Work to be completed:
Work out how many lines of the data hold the string "camera", and reply with that number alone.

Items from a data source
==*==
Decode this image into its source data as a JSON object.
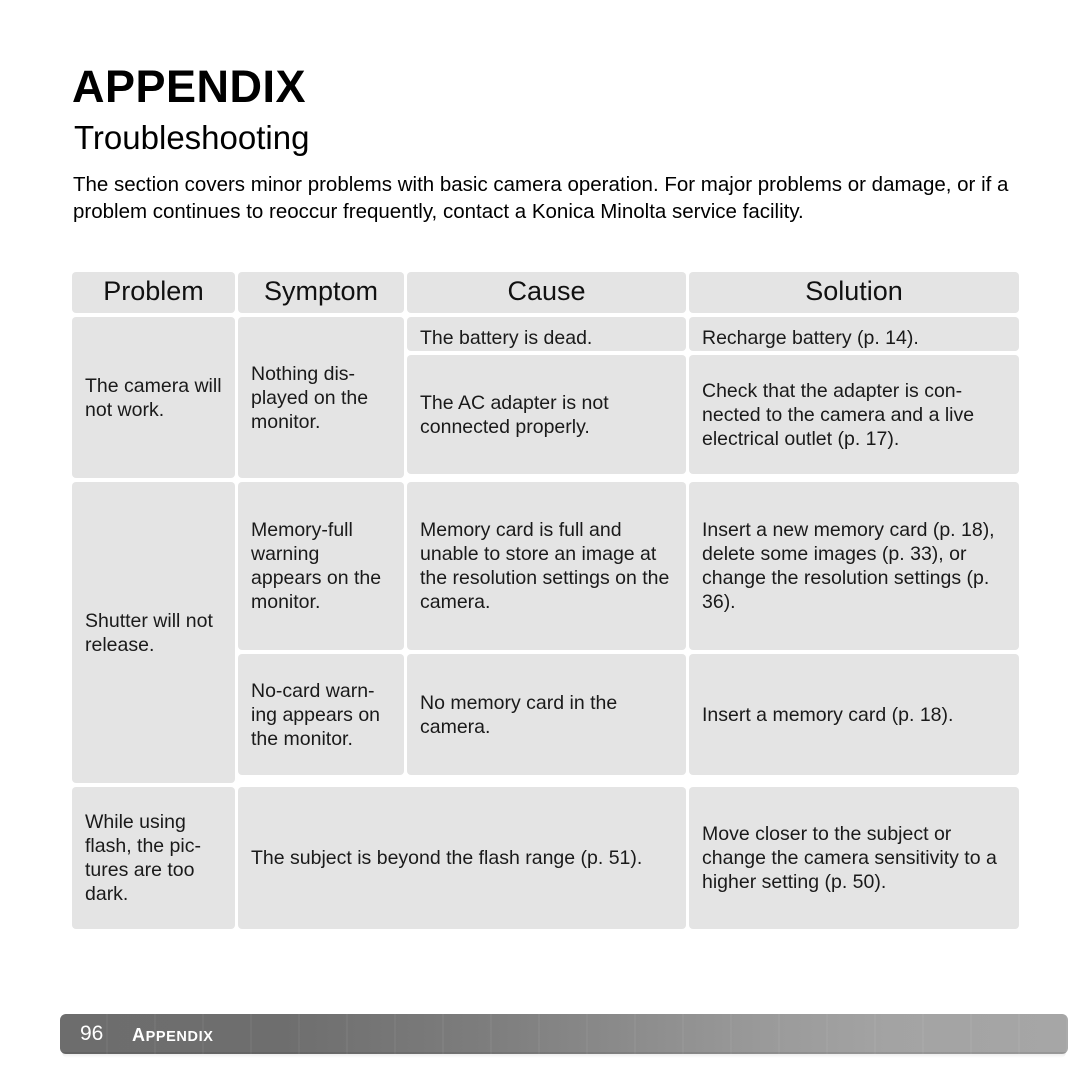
{
  "document": {
    "chapter_title": "APPENDIX",
    "section_title": "Troubleshooting",
    "intro": "The section covers minor problems with basic camera operation. For major problems or damage, or if a problem continues to reoccur frequently, contact a Konica Minolta service facility."
  },
  "table": {
    "headers": {
      "problem": "Problem",
      "symptom": "Symptom",
      "cause": "Cause",
      "solution": "Solution"
    },
    "rows": [
      {
        "problem": "The camera will not work.",
        "symptom": "Nothing dis-played on the monitor.",
        "entries": [
          {
            "cause": "The battery is dead.",
            "solution": "Recharge battery (p. 14)."
          },
          {
            "cause": "The AC adapter is not connected properly.",
            "solution": "Check that the adapter is con-nected to the camera and a live electrical outlet (p. 17)."
          }
        ]
      },
      {
        "problem": "Shutter will not release.",
        "entries": [
          {
            "symptom": "Memory-full warning appears on the monitor.",
            "cause": "Memory card is full and unable to store an image at the resolution settings on the camera.",
            "solution": "Insert a new memory card (p. 18), delete some images (p. 33), or change the resolution settings (p. 36)."
          },
          {
            "symptom": "No-card warn-ing appears on the monitor.",
            "cause": "No memory card in the camera.",
            "solution": "Insert a memory card (p. 18)."
          }
        ]
      },
      {
        "problem": "While using flash, the pic-tures are too dark.",
        "cause_wide": "The subject is beyond the flash range (p. 51).",
        "solution": "Move closer to the subject or change the camera sensitivity to a higher setting (p. 50)."
      }
    ]
  },
  "footer": {
    "page_number": "96",
    "label_first": "A",
    "label_rest": "PPENDIX",
    "colors": {
      "bar_start": "#6d6d6d",
      "bar_end": "#a6a6a6",
      "text": "#ffffff"
    }
  },
  "colors": {
    "cell_background": "#e4e4e4",
    "page_background": "#ffffff",
    "text": "#000000"
  }
}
==*==
Written answer:
6